Records provided:
—————
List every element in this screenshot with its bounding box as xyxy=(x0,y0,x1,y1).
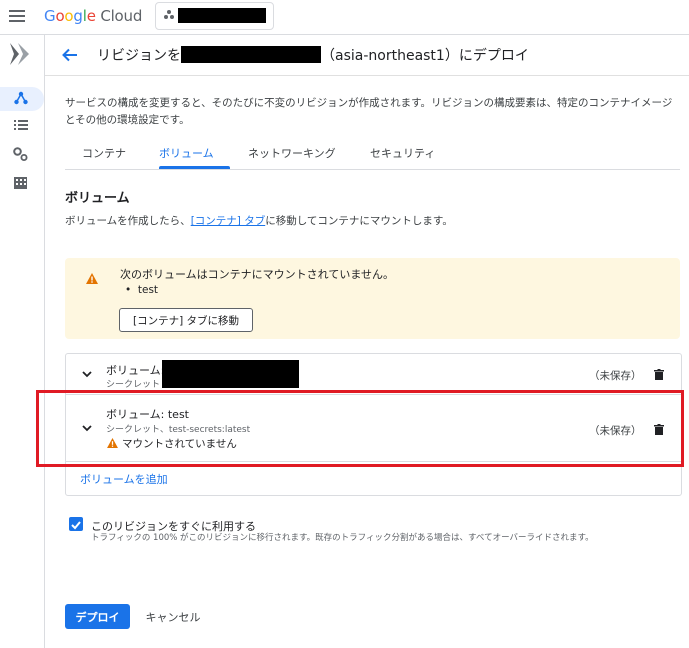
unsaved-status: （未保存） xyxy=(589,370,642,382)
warning-item: • test xyxy=(125,284,159,296)
active-tab-indicator xyxy=(159,166,230,169)
warning-icon xyxy=(86,273,98,284)
highlight-box xyxy=(36,390,684,467)
page-title: リビジョンを （asia-northeast1）にデプロイ xyxy=(97,46,529,64)
services-icon[interactable] xyxy=(14,91,28,105)
volumes-description: ボリュームを作成したら、[コンテナ] タブに移動してコンテナにマウントします。 xyxy=(65,215,453,227)
go-to-container-tab-button[interactable]: [コンテナ] タブに移動 xyxy=(119,308,253,332)
domain-building-icon[interactable] xyxy=(14,176,27,189)
check-icon xyxy=(71,521,81,530)
serve-now-checkbox[interactable] xyxy=(69,517,83,531)
google-cloud-logo[interactable]: Google Cloud xyxy=(44,7,142,25)
warning-message: 次のボリュームはコンテナにマウントされていません。 xyxy=(120,268,395,281)
redacted-volume-name xyxy=(162,360,299,388)
container-tab-link[interactable]: [コンテナ] タブ xyxy=(191,215,266,227)
unmounted-volumes-warning: 次のボリュームはコンテナにマウントされていません。 • test [コンテナ] … xyxy=(65,258,680,339)
volume-row[interactable]: ボリューム: シークレット （未保存） xyxy=(66,354,681,395)
tab-security[interactable]: セキュリティ xyxy=(370,145,435,161)
tab-container[interactable]: コンテナ xyxy=(82,145,126,161)
tab-bar: コンテナ ボリューム ネットワーキング セキュリティ xyxy=(65,143,680,170)
back-arrow-icon[interactable] xyxy=(61,46,79,64)
add-volume-button[interactable]: ボリュームを追加 xyxy=(80,471,168,487)
project-picker-button[interactable] xyxy=(155,2,274,30)
tab-volumes[interactable]: ボリューム xyxy=(159,145,214,161)
left-nav-rail xyxy=(0,35,45,648)
list-icon[interactable] xyxy=(14,119,28,131)
redacted-project-name xyxy=(178,8,266,23)
delete-icon[interactable] xyxy=(654,369,664,380)
menu-icon[interactable] xyxy=(9,10,25,22)
page-description: サービスの構成を変更すると、そのたびに不変のリビジョンが作成されます。リビジョン… xyxy=(65,97,673,126)
redacted-service-name xyxy=(181,46,321,63)
tab-networking[interactable]: ネットワーキング xyxy=(248,145,336,161)
volumes-heading: ボリューム xyxy=(65,191,130,206)
deploy-button[interactable]: デプロイ xyxy=(65,604,130,629)
project-icon xyxy=(164,10,174,20)
serve-now-sublabel: トラフィックの 100% がこのリビジョンに移行されます。既存のトラフィック分割… xyxy=(91,533,594,543)
top-app-bar: Google Cloud xyxy=(0,0,689,35)
cloud-run-logo-icon xyxy=(10,43,29,65)
chevron-down-icon[interactable] xyxy=(82,371,92,378)
page-header: リビジョンを （asia-northeast1）にデプロイ xyxy=(45,35,689,76)
cancel-button[interactable]: キャンセル xyxy=(137,604,209,629)
settings-gears-icon[interactable] xyxy=(13,147,28,161)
—————
Repeat the lines of the records word for word, starting with the line that contains "unsaved-status: （未保存） xyxy=(589,370,642,382)" and going on through the line that contains "unmounted-volumes-warning: 次のボリュームはコンテナにマウントされていません。 •". Include both of those lines.

unsaved-status: （未保存） xyxy=(589,370,642,382)
warning-item: • test xyxy=(125,284,159,296)
active-tab-indicator xyxy=(159,166,230,169)
warning-icon xyxy=(86,273,98,284)
highlight-box xyxy=(36,390,684,467)
page-title: リビジョンを （asia-northeast1）にデプロイ xyxy=(97,46,529,64)
services-icon[interactable] xyxy=(14,91,28,105)
volumes-description: ボリュームを作成したら、[コンテナ] タブに移動してコンテナにマウントします。 xyxy=(65,215,453,227)
go-to-container-tab-button[interactable]: [コンテナ] タブに移動 xyxy=(119,308,253,332)
domain-building-icon[interactable] xyxy=(14,176,27,189)
check-icon xyxy=(71,521,81,530)
serve-now-checkbox[interactable] xyxy=(69,517,83,531)
google-cloud-logo[interactable]: Google Cloud xyxy=(44,7,142,25)
warning-message: 次のボリュームはコンテナにマウントされていません。 xyxy=(120,268,395,281)
redacted-volume-name xyxy=(162,360,299,388)
container-tab-link[interactable]: [コンテナ] タブ xyxy=(191,215,266,227)
unmounted-volumes-warning: 次のボリュームはコンテナにマウントされていません。 • test [コンテナ] … xyxy=(65,258,680,339)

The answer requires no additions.